▶ What the task asks
Word for word, transcribe the lines below and drop the pictures.

--------------------------------

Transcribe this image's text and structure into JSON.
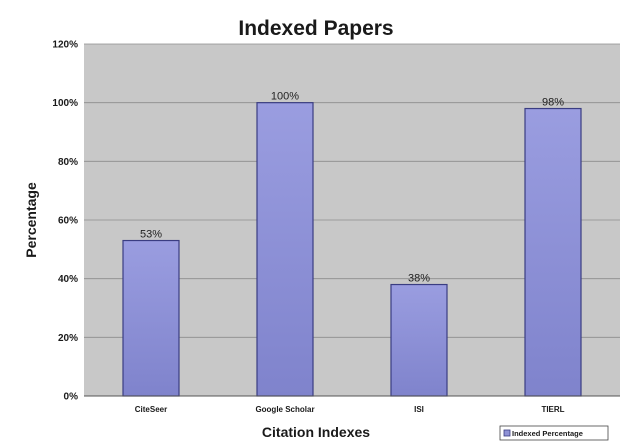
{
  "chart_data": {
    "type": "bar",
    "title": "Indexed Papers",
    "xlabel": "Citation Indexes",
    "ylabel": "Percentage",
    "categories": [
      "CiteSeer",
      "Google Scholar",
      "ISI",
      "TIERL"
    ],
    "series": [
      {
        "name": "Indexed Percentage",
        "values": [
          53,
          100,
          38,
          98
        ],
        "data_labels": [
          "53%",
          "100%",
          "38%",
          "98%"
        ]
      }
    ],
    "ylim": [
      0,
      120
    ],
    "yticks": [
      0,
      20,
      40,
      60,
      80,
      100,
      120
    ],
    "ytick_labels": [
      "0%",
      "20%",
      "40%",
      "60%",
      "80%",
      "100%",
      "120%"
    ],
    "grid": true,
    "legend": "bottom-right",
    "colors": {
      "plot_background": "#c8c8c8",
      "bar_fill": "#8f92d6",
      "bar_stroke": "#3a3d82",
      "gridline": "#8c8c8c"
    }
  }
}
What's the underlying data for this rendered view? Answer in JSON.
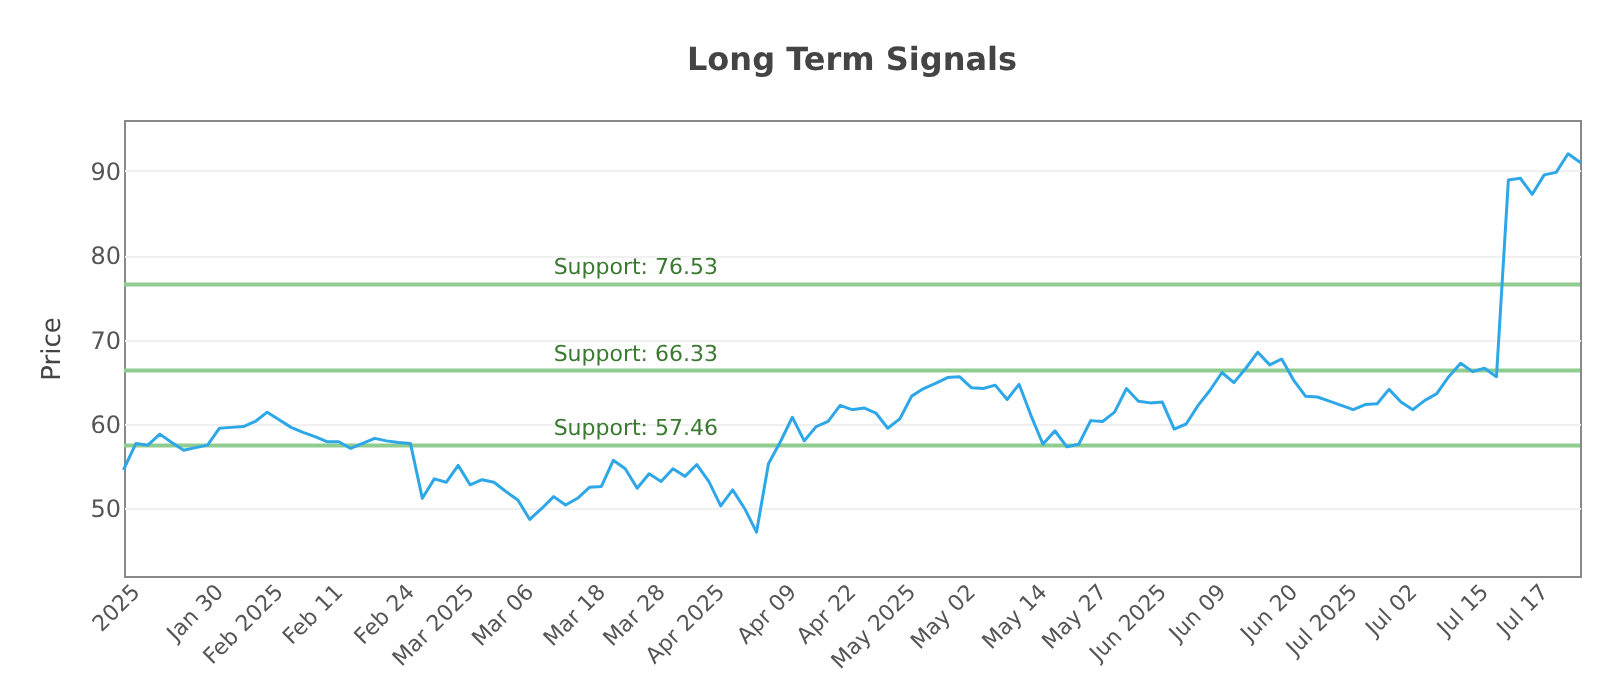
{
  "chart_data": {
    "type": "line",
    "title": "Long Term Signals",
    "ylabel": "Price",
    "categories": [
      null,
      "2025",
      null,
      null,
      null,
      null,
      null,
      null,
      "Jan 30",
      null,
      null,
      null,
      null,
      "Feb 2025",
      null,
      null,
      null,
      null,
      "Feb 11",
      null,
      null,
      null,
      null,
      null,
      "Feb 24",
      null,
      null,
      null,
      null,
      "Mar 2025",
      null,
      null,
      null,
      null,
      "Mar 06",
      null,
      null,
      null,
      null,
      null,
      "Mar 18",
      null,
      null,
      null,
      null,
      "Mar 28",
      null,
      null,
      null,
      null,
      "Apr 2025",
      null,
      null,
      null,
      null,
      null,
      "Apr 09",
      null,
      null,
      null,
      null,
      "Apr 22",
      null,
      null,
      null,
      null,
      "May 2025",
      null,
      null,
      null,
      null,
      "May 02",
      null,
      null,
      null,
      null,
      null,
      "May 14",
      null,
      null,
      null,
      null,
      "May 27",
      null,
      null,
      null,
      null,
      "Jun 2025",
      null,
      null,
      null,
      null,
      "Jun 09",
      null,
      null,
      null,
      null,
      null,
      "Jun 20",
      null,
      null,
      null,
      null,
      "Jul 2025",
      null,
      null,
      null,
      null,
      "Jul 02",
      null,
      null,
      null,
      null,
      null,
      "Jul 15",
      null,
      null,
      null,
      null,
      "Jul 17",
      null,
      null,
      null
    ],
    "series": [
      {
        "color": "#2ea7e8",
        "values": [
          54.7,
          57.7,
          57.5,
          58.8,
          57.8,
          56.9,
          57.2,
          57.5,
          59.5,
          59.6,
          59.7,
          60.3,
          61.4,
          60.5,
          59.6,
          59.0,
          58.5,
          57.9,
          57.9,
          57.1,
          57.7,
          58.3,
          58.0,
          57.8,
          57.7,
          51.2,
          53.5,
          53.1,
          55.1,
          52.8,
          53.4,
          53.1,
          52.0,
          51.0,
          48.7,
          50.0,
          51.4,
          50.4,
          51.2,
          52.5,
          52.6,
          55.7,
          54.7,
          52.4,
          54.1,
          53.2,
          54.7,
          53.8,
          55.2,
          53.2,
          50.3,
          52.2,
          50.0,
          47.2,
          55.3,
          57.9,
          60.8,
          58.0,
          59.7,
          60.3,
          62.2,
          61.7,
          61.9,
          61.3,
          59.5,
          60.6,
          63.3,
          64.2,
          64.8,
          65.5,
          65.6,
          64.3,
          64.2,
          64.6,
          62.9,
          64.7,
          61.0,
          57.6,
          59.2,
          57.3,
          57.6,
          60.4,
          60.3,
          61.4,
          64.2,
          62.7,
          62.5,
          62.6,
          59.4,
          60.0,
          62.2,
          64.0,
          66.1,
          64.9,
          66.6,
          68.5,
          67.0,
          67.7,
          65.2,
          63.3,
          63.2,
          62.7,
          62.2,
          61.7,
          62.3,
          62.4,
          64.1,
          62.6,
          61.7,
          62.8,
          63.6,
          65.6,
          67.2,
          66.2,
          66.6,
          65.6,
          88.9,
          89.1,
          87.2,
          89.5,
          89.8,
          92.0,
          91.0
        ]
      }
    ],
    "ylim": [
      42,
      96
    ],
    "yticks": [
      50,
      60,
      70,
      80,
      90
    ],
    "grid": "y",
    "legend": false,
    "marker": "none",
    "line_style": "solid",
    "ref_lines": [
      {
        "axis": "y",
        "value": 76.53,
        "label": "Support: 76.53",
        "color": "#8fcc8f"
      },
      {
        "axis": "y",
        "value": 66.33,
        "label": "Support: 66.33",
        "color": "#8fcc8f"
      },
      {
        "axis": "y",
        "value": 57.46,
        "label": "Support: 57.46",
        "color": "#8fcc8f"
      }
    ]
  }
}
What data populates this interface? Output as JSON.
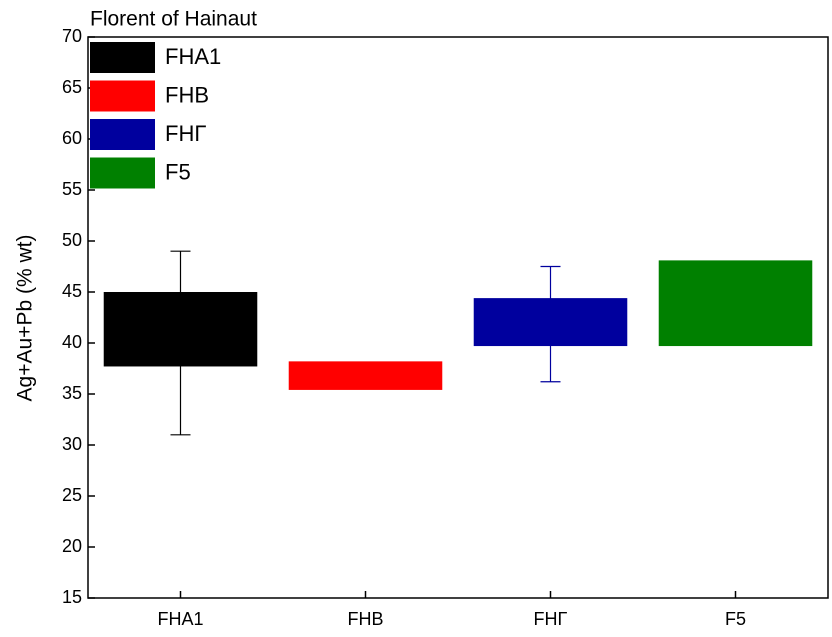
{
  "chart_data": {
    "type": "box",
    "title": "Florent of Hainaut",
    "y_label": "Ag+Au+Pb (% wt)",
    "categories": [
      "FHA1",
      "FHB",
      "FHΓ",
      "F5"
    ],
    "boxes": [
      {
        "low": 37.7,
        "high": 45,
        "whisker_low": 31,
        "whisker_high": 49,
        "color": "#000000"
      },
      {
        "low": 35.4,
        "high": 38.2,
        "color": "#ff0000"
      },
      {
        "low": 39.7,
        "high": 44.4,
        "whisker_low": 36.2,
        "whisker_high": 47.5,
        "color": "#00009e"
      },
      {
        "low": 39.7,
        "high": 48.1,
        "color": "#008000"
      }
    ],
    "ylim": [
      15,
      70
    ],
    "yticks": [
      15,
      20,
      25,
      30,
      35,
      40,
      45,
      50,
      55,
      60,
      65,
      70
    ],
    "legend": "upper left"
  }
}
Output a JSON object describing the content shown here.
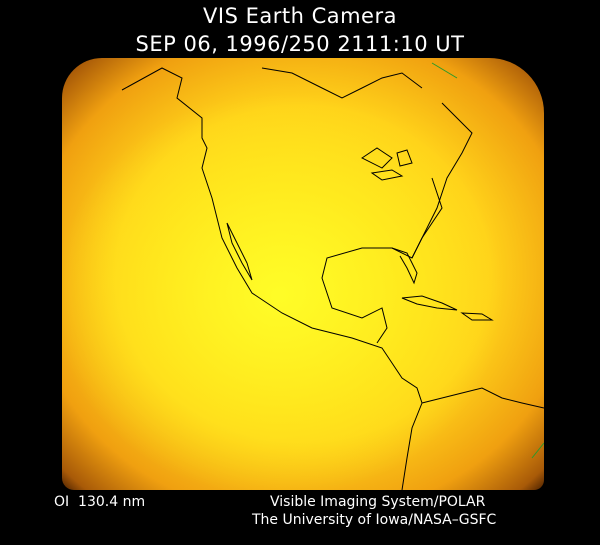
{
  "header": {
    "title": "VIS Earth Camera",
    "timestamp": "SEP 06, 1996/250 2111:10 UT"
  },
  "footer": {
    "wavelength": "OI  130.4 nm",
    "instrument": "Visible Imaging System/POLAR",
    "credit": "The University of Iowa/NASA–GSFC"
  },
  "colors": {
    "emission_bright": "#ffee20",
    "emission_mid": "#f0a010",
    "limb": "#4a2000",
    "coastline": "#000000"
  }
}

--------------------------------

▶ Complete answer
Transcribe this image's text and structure into JSON.
{
  "chart_data": {
    "type": "bar",
    "title": "Indexed Papers",
    "xlabel": "Citation Indexes",
    "ylabel": "Percentage",
    "categories": [
      "CiteSeer",
      "Google Scholar",
      "ISI",
      "TIERL"
    ],
    "series": [
      {
        "name": "Indexed Percentage",
        "values": [
          53,
          100,
          38,
          98
        ],
        "data_labels": [
          "53%",
          "100%",
          "38%",
          "98%"
        ]
      }
    ],
    "ylim": [
      0,
      120
    ],
    "yticks": [
      0,
      20,
      40,
      60,
      80,
      100,
      120
    ],
    "ytick_labels": [
      "0%",
      "20%",
      "40%",
      "60%",
      "80%",
      "100%",
      "120%"
    ],
    "grid": true,
    "legend": "bottom-right",
    "colors": {
      "plot_background": "#c8c8c8",
      "bar_fill": "#8f92d6",
      "bar_stroke": "#3a3d82",
      "gridline": "#8c8c8c"
    }
  }
}
What's the underlying data for this rendered view? Answer in JSON.
{
  "chart_data": {
    "type": "line",
    "title": "Long Term Signals",
    "ylabel": "Price",
    "categories": [
      null,
      "2025",
      null,
      null,
      null,
      null,
      null,
      null,
      "Jan 30",
      null,
      null,
      null,
      null,
      "Feb 2025",
      null,
      null,
      null,
      null,
      "Feb 11",
      null,
      null,
      null,
      null,
      null,
      "Feb 24",
      null,
      null,
      null,
      null,
      "Mar 2025",
      null,
      null,
      null,
      null,
      "Mar 06",
      null,
      null,
      null,
      null,
      null,
      "Mar 18",
      null,
      null,
      null,
      null,
      "Mar 28",
      null,
      null,
      null,
      null,
      "Apr 2025",
      null,
      null,
      null,
      null,
      null,
      "Apr 09",
      null,
      null,
      null,
      null,
      "Apr 22",
      null,
      null,
      null,
      null,
      "May 2025",
      null,
      null,
      null,
      null,
      "May 02",
      null,
      null,
      null,
      null,
      null,
      "May 14",
      null,
      null,
      null,
      null,
      "May 27",
      null,
      null,
      null,
      null,
      "Jun 2025",
      null,
      null,
      null,
      null,
      "Jun 09",
      null,
      null,
      null,
      null,
      null,
      "Jun 20",
      null,
      null,
      null,
      null,
      "Jul 2025",
      null,
      null,
      null,
      null,
      "Jul 02",
      null,
      null,
      null,
      null,
      null,
      "Jul 15",
      null,
      null,
      null,
      null,
      "Jul 17",
      null,
      null,
      null
    ],
    "series": [
      {
        "color": "#2ea7e8",
        "values": [
          54.7,
          57.7,
          57.5,
          58.8,
          57.8,
          56.9,
          57.2,
          57.5,
          59.5,
          59.6,
          59.7,
          60.3,
          61.4,
          60.5,
          59.6,
          59.0,
          58.5,
          57.9,
          57.9,
          57.1,
          57.7,
          58.3,
          58.0,
          57.8,
          57.7,
          51.2,
          53.5,
          53.1,
          55.1,
          52.8,
          53.4,
          53.1,
          52.0,
          51.0,
          48.7,
          50.0,
          51.4,
          50.4,
          51.2,
          52.5,
          52.6,
          55.7,
          54.7,
          52.4,
          54.1,
          53.2,
          54.7,
          53.8,
          55.2,
          53.2,
          50.3,
          52.2,
          50.0,
          47.2,
          55.3,
          57.9,
          60.8,
          58.0,
          59.7,
          60.3,
          62.2,
          61.7,
          61.9,
          61.3,
          59.5,
          60.6,
          63.3,
          64.2,
          64.8,
          65.5,
          65.6,
          64.3,
          64.2,
          64.6,
          62.9,
          64.7,
          61.0,
          57.6,
          59.2,
          57.3,
          57.6,
          60.4,
          60.3,
          61.4,
          64.2,
          62.7,
          62.5,
          62.6,
          59.4,
          60.0,
          62.2,
          64.0,
          66.1,
          64.9,
          66.6,
          68.5,
          67.0,
          67.7,
          65.2,
          63.3,
          63.2,
          62.7,
          62.2,
          61.7,
          62.3,
          62.4,
          64.1,
          62.6,
          61.7,
          62.8,
          63.6,
          65.6,
          67.2,
          66.2,
          66.6,
          65.6,
          88.9,
          89.1,
          87.2,
          89.5,
          89.8,
          92.0,
          91.0
        ]
      }
    ],
    "ylim": [
      42,
      96
    ],
    "yticks": [
      50,
      60,
      70,
      80,
      90
    ],
    "grid": "y",
    "legend": false,
    "marker": "none",
    "line_style": "solid",
    "ref_lines": [
      {
        "axis": "y",
        "value": 76.53,
        "label": "Support: 76.53",
        "color": "#8fcc8f"
      },
      {
        "axis": "y",
        "value": 66.33,
        "label": "Support: 66.33",
        "color": "#8fcc8f"
      },
      {
        "axis": "y",
        "value": 57.46,
        "label": "Support: 57.46",
        "color": "#8fcc8f"
      }
    ]
  }
}
What data populates this interface? Output as JSON.
{
  "chart_data": {
    "type": "box",
    "title": "Florent of Hainaut",
    "y_label": "Ag+Au+Pb (% wt)",
    "categories": [
      "FHA1",
      "FHB",
      "FHΓ",
      "F5"
    ],
    "boxes": [
      {
        "low": 37.7,
        "high": 45,
        "whisker_low": 31,
        "whisker_high": 49,
        "color": "#000000"
      },
      {
        "low": 35.4,
        "high": 38.2,
        "color": "#ff0000"
      },
      {
        "low": 39.7,
        "high": 44.4,
        "whisker_low": 36.2,
        "whisker_high": 47.5,
        "color": "#00009e"
      },
      {
        "low": 39.7,
        "high": 48.1,
        "color": "#008000"
      }
    ],
    "ylim": [
      15,
      70
    ],
    "yticks": [
      15,
      20,
      25,
      30,
      35,
      40,
      45,
      50,
      55,
      60,
      65,
      70
    ],
    "legend": "upper left"
  }
}
Output a JSON object describing the content shown here.
{
  "header": {
    "title": "VIS Earth Camera",
    "timestamp": "SEP 06, 1996/250 2111:10 UT"
  },
  "footer": {
    "wavelength": "OI  130.4 nm",
    "instrument": "Visible Imaging System/POLAR",
    "credit": "The University of Iowa/NASA–GSFC"
  },
  "colors": {
    "emission_bright": "#ffee20",
    "emission_mid": "#f0a010",
    "limb": "#4a2000",
    "coastline": "#000000"
  }
}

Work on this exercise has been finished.